----- Exercise inputs -----

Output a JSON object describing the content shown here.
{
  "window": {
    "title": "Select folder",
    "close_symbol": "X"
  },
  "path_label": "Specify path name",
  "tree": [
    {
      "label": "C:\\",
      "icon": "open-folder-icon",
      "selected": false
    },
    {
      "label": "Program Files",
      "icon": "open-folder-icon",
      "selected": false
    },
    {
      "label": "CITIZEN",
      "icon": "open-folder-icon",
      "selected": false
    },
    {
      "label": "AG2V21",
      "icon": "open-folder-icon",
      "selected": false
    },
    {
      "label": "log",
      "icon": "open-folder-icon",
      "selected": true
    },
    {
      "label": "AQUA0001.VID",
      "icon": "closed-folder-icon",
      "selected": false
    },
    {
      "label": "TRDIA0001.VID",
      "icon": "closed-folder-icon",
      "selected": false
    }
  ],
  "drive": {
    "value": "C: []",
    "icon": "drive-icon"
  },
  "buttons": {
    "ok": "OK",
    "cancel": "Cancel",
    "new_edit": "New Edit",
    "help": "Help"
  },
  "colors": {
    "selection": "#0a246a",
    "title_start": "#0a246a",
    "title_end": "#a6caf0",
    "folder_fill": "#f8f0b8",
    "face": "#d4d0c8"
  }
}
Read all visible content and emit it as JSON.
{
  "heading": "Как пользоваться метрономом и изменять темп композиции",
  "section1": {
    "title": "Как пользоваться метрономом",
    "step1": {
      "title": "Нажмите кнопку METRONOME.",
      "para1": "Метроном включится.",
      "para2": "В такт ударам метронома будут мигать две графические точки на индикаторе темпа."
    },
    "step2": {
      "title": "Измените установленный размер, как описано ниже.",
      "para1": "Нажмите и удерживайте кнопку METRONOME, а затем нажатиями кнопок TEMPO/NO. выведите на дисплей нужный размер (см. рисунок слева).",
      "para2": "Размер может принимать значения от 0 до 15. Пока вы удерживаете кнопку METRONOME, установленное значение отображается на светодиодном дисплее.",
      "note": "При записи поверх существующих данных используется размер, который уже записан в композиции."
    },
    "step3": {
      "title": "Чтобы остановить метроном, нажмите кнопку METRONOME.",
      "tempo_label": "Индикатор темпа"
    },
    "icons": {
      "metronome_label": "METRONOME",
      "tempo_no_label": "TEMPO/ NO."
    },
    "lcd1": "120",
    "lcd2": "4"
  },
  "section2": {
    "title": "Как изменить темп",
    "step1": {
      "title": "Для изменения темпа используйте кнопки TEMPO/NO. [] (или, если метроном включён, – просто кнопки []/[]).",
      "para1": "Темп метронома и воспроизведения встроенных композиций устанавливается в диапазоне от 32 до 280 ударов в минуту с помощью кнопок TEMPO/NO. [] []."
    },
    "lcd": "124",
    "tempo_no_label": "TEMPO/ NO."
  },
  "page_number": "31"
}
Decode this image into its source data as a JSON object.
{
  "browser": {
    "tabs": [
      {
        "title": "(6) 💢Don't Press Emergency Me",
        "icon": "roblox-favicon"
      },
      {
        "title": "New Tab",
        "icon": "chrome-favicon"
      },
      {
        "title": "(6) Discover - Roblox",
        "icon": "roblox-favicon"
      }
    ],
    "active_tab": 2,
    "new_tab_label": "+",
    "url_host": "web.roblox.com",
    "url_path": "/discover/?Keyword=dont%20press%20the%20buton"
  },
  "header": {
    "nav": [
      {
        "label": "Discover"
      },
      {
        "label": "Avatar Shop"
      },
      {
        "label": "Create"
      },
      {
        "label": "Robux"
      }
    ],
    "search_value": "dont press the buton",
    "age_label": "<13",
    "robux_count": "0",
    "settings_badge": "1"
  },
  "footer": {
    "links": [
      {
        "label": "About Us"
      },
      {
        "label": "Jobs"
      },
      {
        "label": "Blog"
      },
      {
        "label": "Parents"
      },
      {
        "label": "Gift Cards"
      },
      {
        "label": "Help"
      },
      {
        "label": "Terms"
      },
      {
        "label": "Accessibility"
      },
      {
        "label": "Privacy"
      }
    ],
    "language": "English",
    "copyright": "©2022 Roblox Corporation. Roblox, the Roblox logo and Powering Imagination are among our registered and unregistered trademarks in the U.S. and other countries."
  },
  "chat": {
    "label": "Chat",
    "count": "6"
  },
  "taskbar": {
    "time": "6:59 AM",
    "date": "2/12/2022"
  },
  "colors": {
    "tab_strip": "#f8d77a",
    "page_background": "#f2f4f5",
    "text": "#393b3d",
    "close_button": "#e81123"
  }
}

-----

▶ [Exercise objective]: Nothing may be left out: return each entry exactly as it reads.

▶ [Problem solution]:
Output a JSON object describing the content shown here.
{
  "window": {
    "title": "Select folder",
    "close_symbol": "X"
  },
  "path_label": "Specify path name",
  "tree": [
    {
      "label": "C:\\",
      "icon": "open-folder-icon",
      "selected": false
    },
    {
      "label": "Program Files",
      "icon": "open-folder-icon",
      "selected": false
    },
    {
      "label": "CITIZEN",
      "icon": "open-folder-icon",
      "selected": false
    },
    {
      "label": "AG2V21",
      "icon": "open-folder-icon",
      "selected": false
    },
    {
      "label": "log",
      "icon": "open-folder-icon",
      "selected": true
    },
    {
      "label": "AQUA0001.VID",
      "icon": "closed-folder-icon",
      "selected": false
    },
    {
      "label": "TRDIA0001.VID",
      "icon": "closed-folder-icon",
      "selected": false
    }
  ],
  "drive": {
    "value": "C: []",
    "icon": "drive-icon"
  },
  "buttons": {
    "ok": "OK",
    "cancel": "Cancel",
    "new_edit": "New Edit",
    "help": "Help"
  },
  "colors": {
    "selection": "#0a246a",
    "title_start": "#0a246a",
    "title_end": "#a6caf0",
    "folder_fill": "#f8f0b8",
    "face": "#d4d0c8"
  }
}
Read all visible content and emit it as JSON.
{
  "heading": "Как пользоваться метрономом и изменять темп композиции",
  "section1": {
    "title": "Как пользоваться метрономом",
    "step1": {
      "title": "Нажмите кнопку METRONOME.",
      "para1": "Метроном включится.",
      "para2": "В такт ударам метронома будут мигать две графические точки на индикаторе темпа."
    },
    "step2": {
      "title": "Измените установленный размер, как описано ниже.",
      "para1": "Нажмите и удерживайте кнопку METRONOME, а затем нажатиями кнопок TEMPO/NO. выведите на дисплей нужный размер (см. рисунок слева).",
      "para2": "Размер может принимать значения от 0 до 15. Пока вы удерживаете кнопку METRONOME, установленное значение отображается на светодиодном дисплее.",
      "note": "При записи поверх существующих данных используется размер, который уже записан в композиции."
    },
    "step3": {
      "title": "Чтобы остановить метроном, нажмите кнопку METRONOME.",
      "tempo_label": "Индикатор темпа"
    },
    "icons": {
      "metronome_label": "METRONOME",
      "tempo_no_label": "TEMPO/ NO."
    },
    "lcd1": "120",
    "lcd2": "4"
  },
  "section2": {
    "title": "Как изменить темп",
    "step1": {
      "title": "Для изменения темпа используйте кнопки TEMPO/NO. [] (или, если метроном включён, – просто кнопки []/[]).",
      "para1": "Темп метронома и воспроизведения встроенных композиций устанавливается в диапазоне от 32 до 280 ударов в минуту с помощью кнопок TEMPO/NO. [] []."
    },
    "lcd": "124",
    "tempo_no_label": "TEMPO/ NO."
  },
  "page_number": "31"
}
Decode this image into its source data as a JSON object.
{
  "browser": {
    "tabs": [
      {
        "title": "(6) 💢Don't Press Emergency Me",
        "icon": "roblox-favicon"
      },
      {
        "title": "New Tab",
        "icon": "chrome-favicon"
      },
      {
        "title": "(6) Discover - Roblox",
        "icon": "roblox-favicon"
      }
    ],
    "active_tab": 2,
    "new_tab_label": "+",
    "url_host": "web.roblox.com",
    "url_path": "/discover/?Keyword=dont%20press%20the%20buton"
  },
  "header": {
    "nav": [
      {
        "label": "Discover"
      },
      {
        "label": "Avatar Shop"
      },
      {
        "label": "Create"
      },
      {
        "label": "Robux"
      }
    ],
    "search_value": "dont press the buton",
    "age_label": "<13",
    "robux_count": "0",
    "settings_badge": "1"
  },
  "footer": {
    "links": [
      {
        "label": "About Us"
      },
      {
        "label": "Jobs"
      },
      {
        "label": "Blog"
      },
      {
        "label": "Parents"
      },
      {
        "label": "Gift Cards"
      },
      {
        "label": "Help"
      },
      {
        "label": "Terms"
      },
      {
        "label": "Accessibility"
      },
      {
        "label": "Privacy"
      }
    ],
    "language": "English",
    "copyright": "©2022 Roblox Corporation. Roblox, the Roblox logo and Powering Imagination are among our registered and unregistered trademarks in the U.S. and other countries."
  },
  "chat": {
    "label": "Chat",
    "count": "6"
  },
  "taskbar": {
    "time": "6:59 AM",
    "date": "2/12/2022"
  },
  "colors": {
    "tab_strip": "#f8d77a",
    "page_background": "#f2f4f5",
    "text": "#393b3d",
    "close_button": "#e81123"
  }
}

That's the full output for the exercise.